__TASK DETAILS__
Transcribe the entries that follow exactly as they appear, minus pictures.

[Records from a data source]
--*--

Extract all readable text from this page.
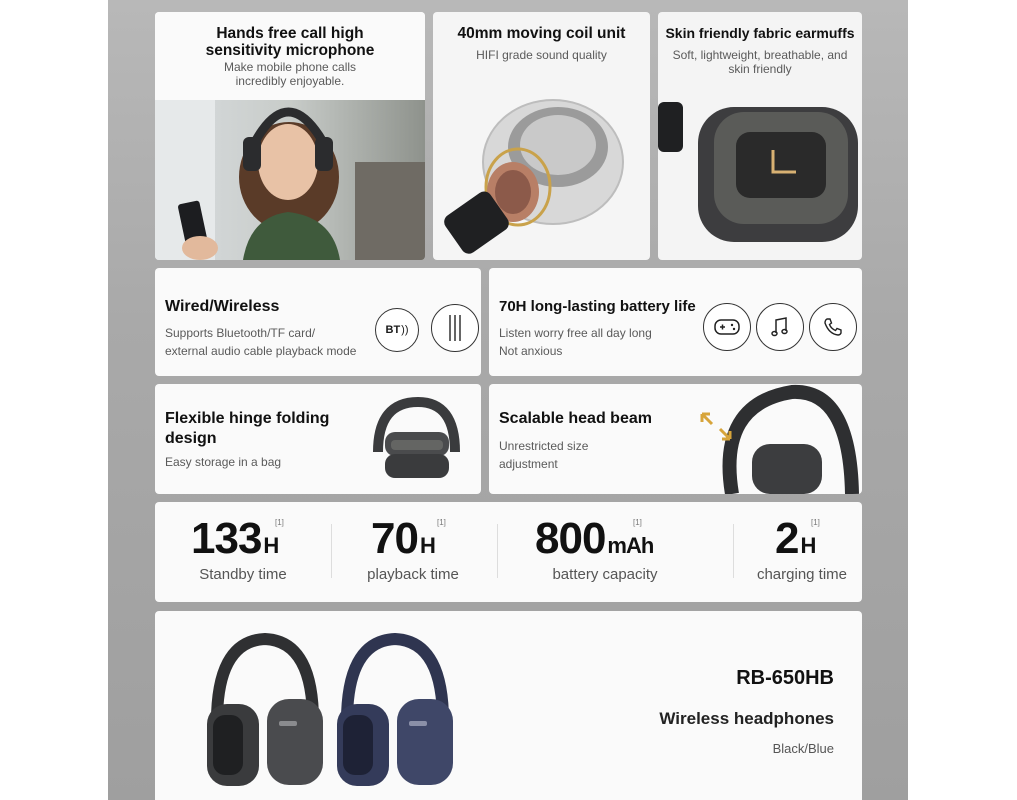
Hands free call high sensitivity microphone
Make mobile phone calls incredibly enjoyable.
40mm moving coil unit
HIFI grade sound quality
Skin friendly fabric earmuffs
Soft, lightweight, breathable, and skin friendly
Wired/Wireless
Supports Bluetooth/TF card/
external audio cable playback mode
BT ))
70H long-lasting battery life
Listen worry free all day long
Not anxious
Flexible hinge folding
design
Easy storage in a bag
Scalable head beam
Unrestricted size
adjustment
133H
[1]
Standby time
70H
[1]
playback time
800mAh
[1]
battery capacity
2H
[1]
charging time
RB-650HB
Wireless headphones
Black/Blue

--*--

__FINISHED ANSWER__
Extract all readable text from this page.
Hands free call high sensitivity microphone
Make mobile phone calls incredibly enjoyable.
40mm moving coil unit
HIFI grade sound quality
Skin friendly fabric earmuffs
Soft, lightweight, breathable, and skin friendly
Wired/Wireless
Supports Bluetooth/TF card/
external audio cable playback mode
BT ))
70H long-lasting battery life
Listen worry free all day long
Not anxious
Flexible hinge folding
design
Easy storage in a bag
Scalable head beam
Unrestricted size
adjustment
133H
[1]
Standby time
70H
[1]
playback time
800mAh
[1]
battery capacity
2H
[1]
charging time
RB-650HB
Wireless headphones
Black/Blue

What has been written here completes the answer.